=== EXERCISE INPUT ===

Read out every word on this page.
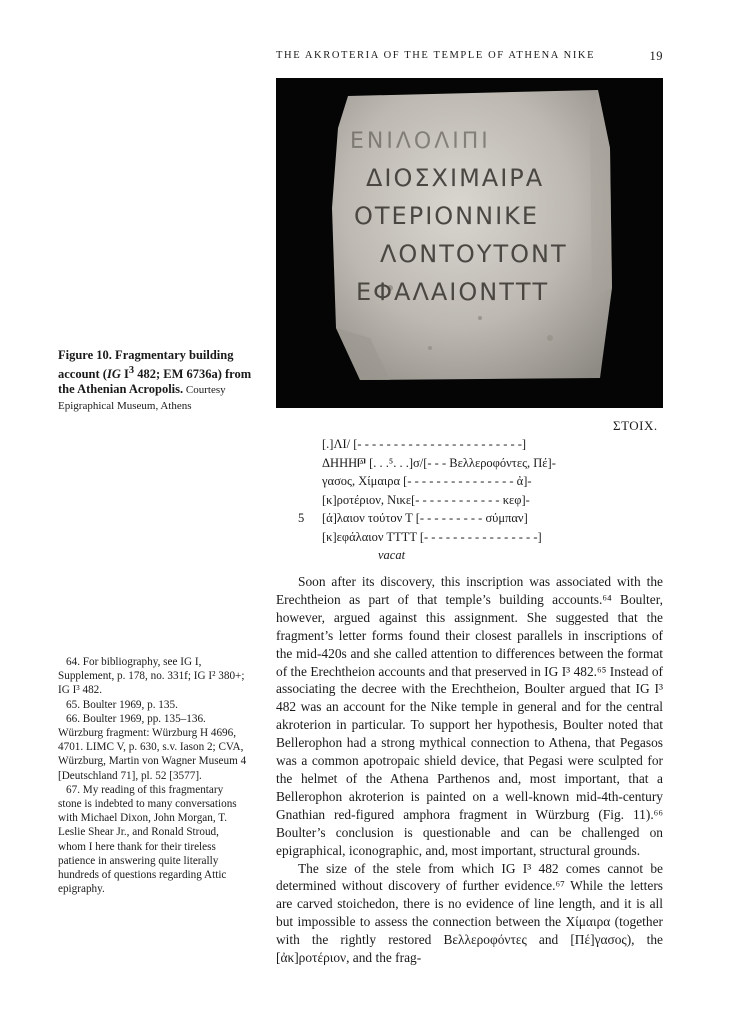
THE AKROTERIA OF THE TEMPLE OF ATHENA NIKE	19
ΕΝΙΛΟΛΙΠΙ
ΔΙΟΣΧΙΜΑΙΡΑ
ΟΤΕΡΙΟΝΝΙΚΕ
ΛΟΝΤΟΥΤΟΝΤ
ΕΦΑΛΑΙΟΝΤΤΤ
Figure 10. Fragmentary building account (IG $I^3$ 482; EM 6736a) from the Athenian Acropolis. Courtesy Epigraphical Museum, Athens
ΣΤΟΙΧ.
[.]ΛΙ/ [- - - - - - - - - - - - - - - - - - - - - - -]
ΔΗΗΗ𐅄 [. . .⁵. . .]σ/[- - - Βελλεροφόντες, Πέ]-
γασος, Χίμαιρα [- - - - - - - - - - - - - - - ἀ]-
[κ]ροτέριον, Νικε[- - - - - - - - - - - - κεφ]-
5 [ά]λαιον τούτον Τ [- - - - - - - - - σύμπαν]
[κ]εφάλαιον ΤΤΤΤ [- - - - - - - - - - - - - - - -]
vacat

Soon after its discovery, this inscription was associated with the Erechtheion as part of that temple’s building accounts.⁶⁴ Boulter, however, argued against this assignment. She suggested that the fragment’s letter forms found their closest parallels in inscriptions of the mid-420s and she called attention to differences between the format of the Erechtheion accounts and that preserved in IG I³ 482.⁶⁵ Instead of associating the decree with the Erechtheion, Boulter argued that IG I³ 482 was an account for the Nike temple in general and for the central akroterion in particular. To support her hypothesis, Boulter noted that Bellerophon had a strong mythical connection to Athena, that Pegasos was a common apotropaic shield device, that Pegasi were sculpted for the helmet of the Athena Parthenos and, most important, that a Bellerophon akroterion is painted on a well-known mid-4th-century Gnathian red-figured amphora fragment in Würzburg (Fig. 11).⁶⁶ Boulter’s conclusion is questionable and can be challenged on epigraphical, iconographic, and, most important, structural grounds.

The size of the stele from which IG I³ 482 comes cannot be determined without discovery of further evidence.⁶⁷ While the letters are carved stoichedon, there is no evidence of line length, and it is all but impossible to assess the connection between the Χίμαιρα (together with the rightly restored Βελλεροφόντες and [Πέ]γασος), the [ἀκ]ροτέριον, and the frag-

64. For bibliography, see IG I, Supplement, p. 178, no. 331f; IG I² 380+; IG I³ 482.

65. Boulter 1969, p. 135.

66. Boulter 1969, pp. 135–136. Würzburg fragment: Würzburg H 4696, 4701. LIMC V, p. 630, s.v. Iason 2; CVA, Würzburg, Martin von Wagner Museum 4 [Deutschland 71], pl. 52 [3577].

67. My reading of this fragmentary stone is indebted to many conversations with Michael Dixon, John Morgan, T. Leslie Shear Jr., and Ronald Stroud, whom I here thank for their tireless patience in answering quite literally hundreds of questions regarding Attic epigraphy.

===
=== EXERCISE INPUT ===

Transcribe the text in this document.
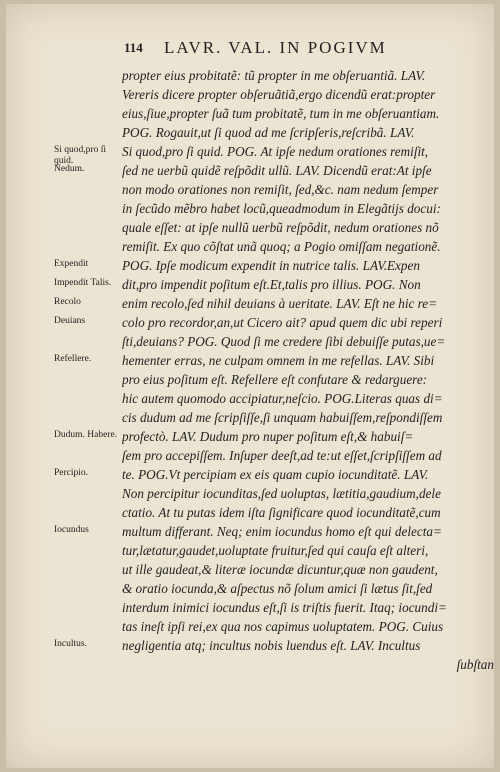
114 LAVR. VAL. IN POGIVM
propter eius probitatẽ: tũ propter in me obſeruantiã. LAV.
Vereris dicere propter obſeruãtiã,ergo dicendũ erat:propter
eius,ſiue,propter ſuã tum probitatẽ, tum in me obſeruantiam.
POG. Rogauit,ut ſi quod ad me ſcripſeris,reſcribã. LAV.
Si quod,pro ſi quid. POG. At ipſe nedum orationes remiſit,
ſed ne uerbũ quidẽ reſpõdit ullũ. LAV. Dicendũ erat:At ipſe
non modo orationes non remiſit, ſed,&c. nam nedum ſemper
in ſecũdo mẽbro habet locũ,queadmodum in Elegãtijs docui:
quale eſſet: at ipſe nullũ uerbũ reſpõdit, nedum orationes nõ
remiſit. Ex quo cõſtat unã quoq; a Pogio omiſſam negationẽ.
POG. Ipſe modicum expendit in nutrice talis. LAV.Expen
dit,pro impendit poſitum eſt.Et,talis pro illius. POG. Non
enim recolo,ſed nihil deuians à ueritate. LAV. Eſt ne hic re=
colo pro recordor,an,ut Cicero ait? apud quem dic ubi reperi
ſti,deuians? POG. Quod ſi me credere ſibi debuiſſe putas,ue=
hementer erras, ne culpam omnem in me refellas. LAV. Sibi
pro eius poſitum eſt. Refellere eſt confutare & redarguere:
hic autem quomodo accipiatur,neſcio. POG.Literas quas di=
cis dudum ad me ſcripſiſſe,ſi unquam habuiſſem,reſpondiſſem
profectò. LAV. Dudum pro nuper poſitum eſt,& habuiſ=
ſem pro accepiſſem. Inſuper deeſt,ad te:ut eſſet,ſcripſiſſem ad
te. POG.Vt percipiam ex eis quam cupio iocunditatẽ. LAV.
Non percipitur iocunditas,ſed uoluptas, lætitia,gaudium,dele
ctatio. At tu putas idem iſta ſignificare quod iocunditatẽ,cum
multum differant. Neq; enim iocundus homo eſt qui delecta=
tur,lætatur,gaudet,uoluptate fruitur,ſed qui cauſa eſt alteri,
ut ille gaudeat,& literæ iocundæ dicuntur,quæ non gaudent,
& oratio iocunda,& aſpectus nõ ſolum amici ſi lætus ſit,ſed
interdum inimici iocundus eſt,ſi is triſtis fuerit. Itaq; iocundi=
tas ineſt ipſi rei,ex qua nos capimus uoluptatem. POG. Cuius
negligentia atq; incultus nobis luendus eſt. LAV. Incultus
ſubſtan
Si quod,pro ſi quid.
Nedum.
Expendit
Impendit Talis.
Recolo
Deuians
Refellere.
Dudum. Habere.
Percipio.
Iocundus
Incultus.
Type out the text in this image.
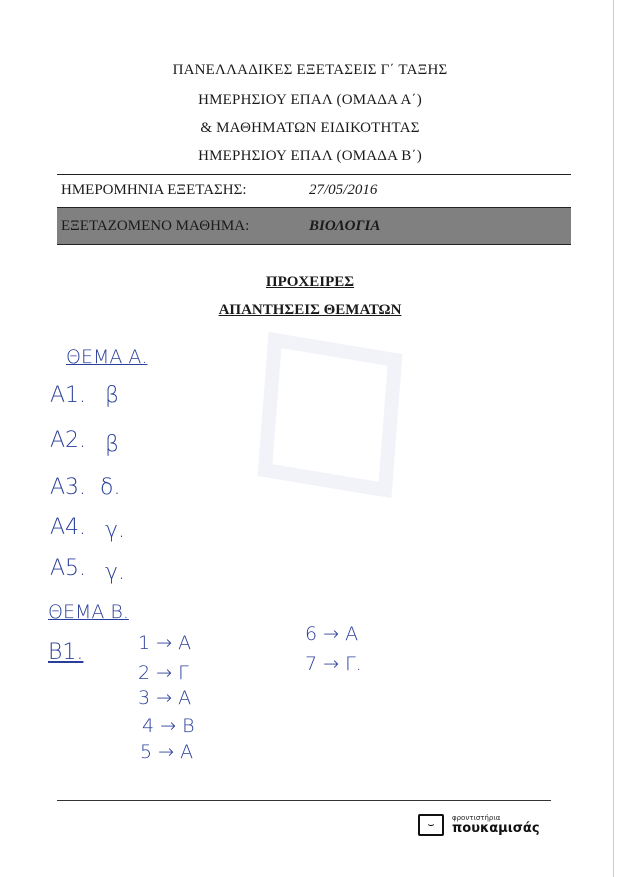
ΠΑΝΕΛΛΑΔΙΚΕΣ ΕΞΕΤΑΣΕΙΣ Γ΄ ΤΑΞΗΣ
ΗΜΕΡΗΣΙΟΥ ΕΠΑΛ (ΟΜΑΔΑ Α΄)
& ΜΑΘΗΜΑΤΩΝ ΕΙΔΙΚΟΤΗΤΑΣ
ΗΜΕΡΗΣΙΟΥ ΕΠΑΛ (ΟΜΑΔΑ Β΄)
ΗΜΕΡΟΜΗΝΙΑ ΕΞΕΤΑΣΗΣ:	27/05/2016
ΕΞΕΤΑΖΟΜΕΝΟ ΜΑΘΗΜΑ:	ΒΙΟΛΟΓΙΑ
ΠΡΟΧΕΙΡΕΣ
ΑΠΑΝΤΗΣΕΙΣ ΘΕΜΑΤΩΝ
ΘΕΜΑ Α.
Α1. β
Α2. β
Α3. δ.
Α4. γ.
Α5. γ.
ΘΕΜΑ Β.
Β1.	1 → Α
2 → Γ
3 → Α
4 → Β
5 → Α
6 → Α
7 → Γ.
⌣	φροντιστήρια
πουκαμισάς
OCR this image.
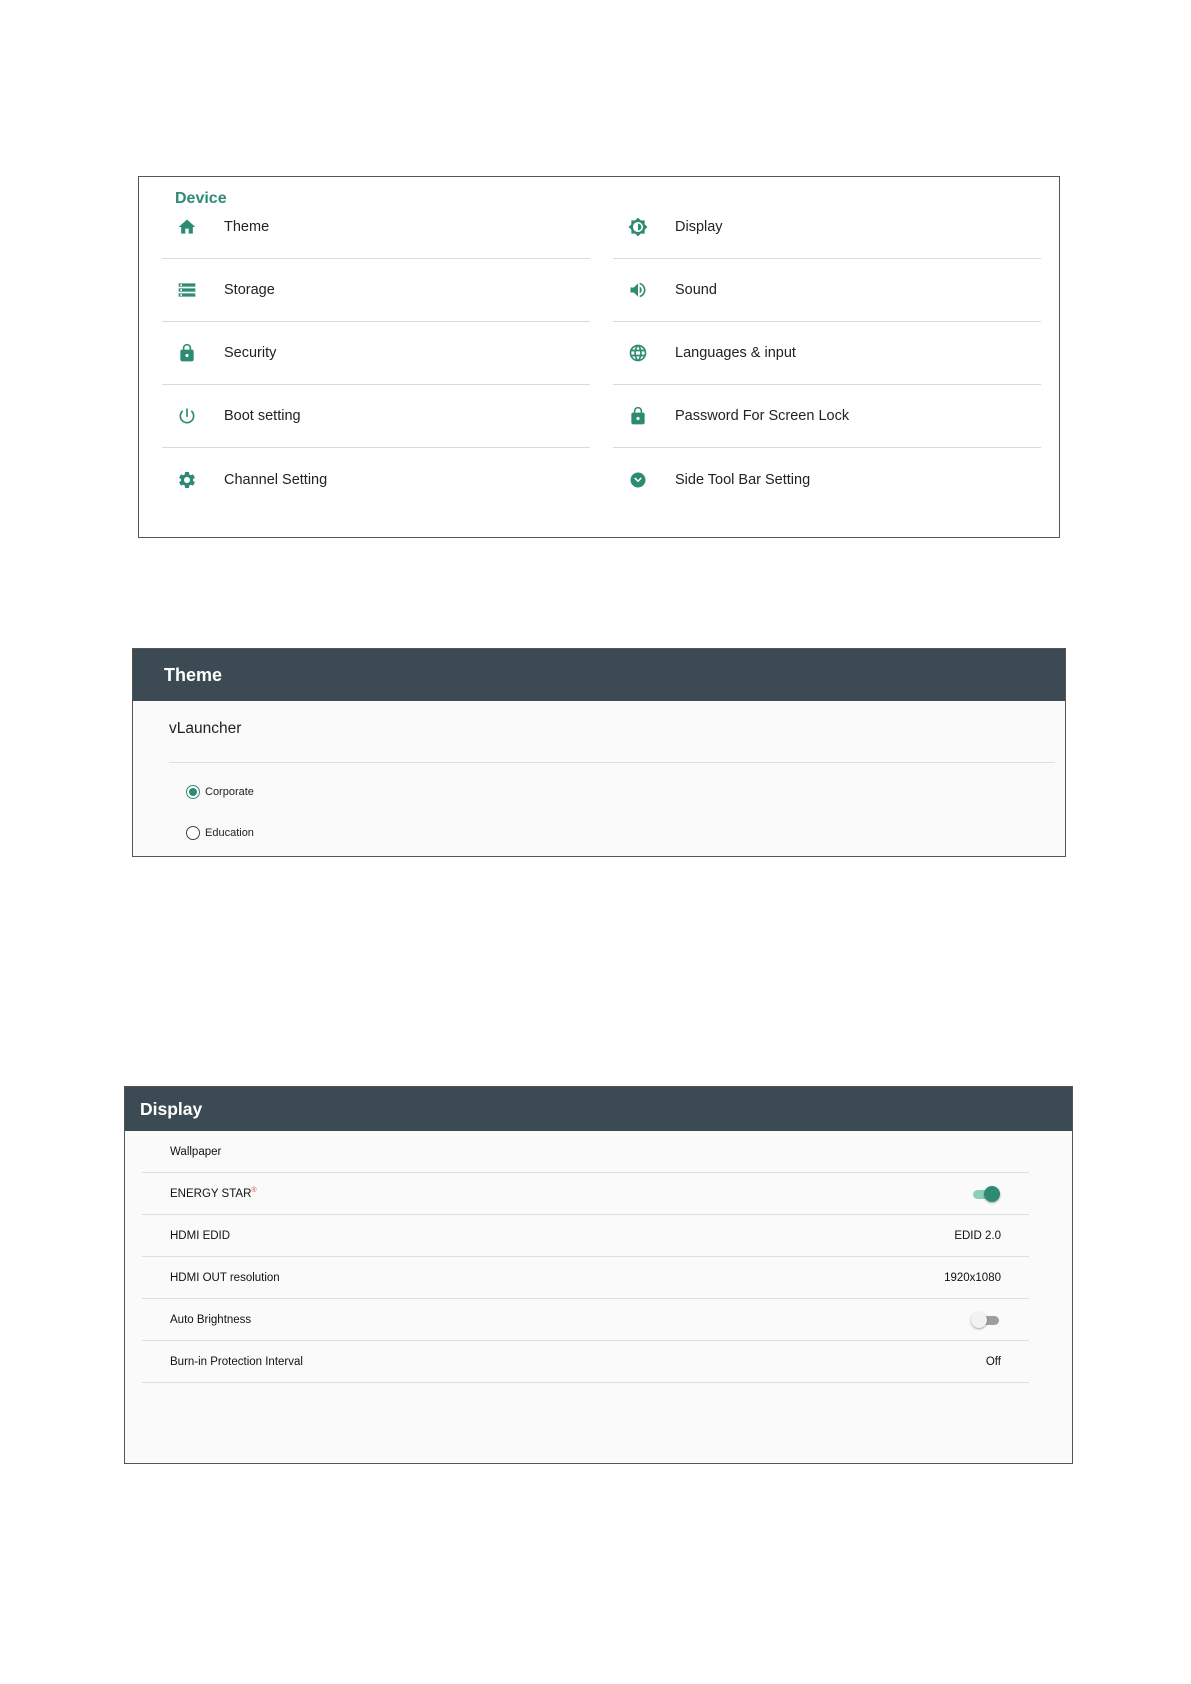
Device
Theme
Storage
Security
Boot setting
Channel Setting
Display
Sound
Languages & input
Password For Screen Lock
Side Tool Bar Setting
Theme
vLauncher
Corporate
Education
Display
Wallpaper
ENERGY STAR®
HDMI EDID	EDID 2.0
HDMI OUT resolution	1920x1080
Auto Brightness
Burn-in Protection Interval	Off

===

- [EXERCISE PROMPT]: What is the number of lines in the data above that include the word "image"? Answer with that number only.

- [EXERCISE RESULT]: 2